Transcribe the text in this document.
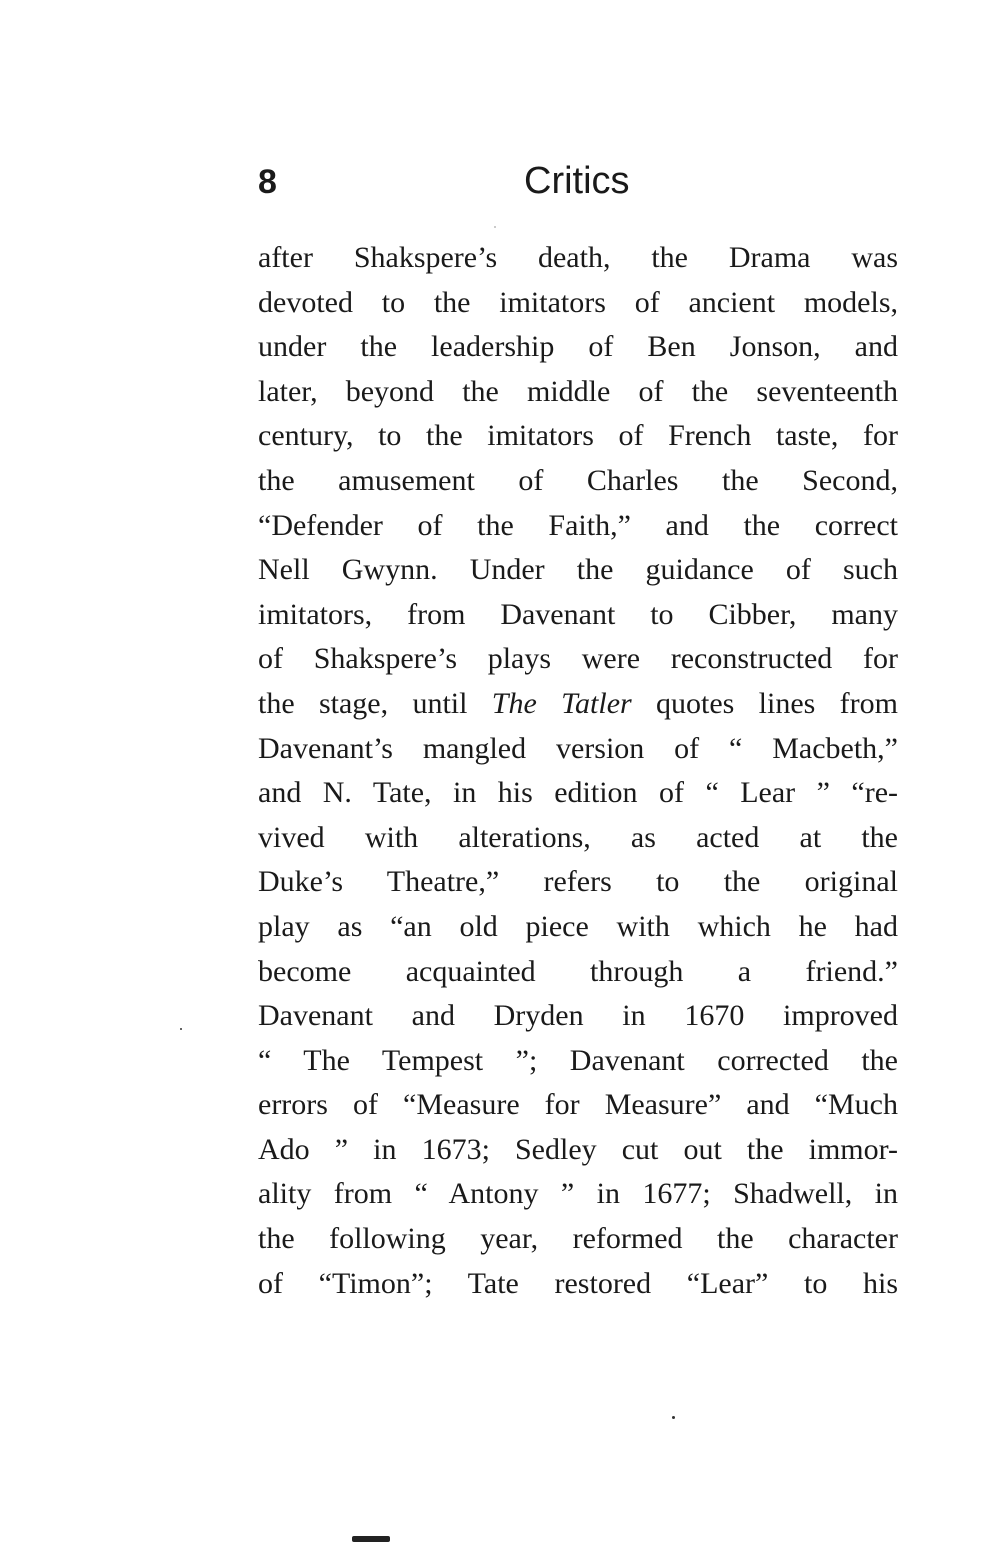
8	Critics
after Shakspere’s death, the Drama was
devoted to the imitators of ancient models,
under the leadership of Ben Jonson, and
later, beyond the middle of the seventeenth
century, to the imitators of French taste, for
the amusement of Charles the Second,
“Defender of the Faith,” and the correct
Nell Gwynn. Under the guidance of such
imitators, from Davenant to Cibber, many
of Shakspere’s plays were reconstructed for
the stage, until The Tatler quotes lines from
Davenant’s mangled version of “ Macbeth,”
and N. Tate, in his edition of “ Lear ” “re-
vived with alterations, as acted at the
Duke’s Theatre,” refers to the original
play as “an old piece with which he had
become acquainted through a friend.”
Davenant and Dryden in 1670 improved
“ The Tempest ”; Davenant corrected the
errors of “Measure for Measure” and “Much
Ado ” in 1673; Sedley cut out the immor-
ality from “ Antony ” in 1677; Shadwell, in
the following year, reformed the character
of “Timon”; Tate restored “Lear” to his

****************************************

**What you are asked to do**
Please set down each line of the data above exactly as written, without the pictures.

**The reply**
Transcribe the text in this document.
8	Critics
after Shakspere’s death, the Drama was
devoted to the imitators of ancient models,
under the leadership of Ben Jonson, and
later, beyond the middle of the seventeenth
century, to the imitators of French taste, for
the amusement of Charles the Second,
“Defender of the Faith,” and the correct
Nell Gwynn. Under the guidance of such
imitators, from Davenant to Cibber, many
of Shakspere’s plays were reconstructed for
the stage, until The Tatler quotes lines from
Davenant’s mangled version of “ Macbeth,”
and N. Tate, in his edition of “ Lear ” “re-
vived with alterations, as acted at the
Duke’s Theatre,” refers to the original
play as “an old piece with which he had
become acquainted through a friend.”
Davenant and Dryden in 1670 improved
“ The Tempest ”; Davenant corrected the
errors of “Measure for Measure” and “Much
Ado ” in 1673; Sedley cut out the immor-
ality from “ Antony ” in 1677; Shadwell, in
the following year, reformed the character
of “Timon”; Tate restored “Lear” to his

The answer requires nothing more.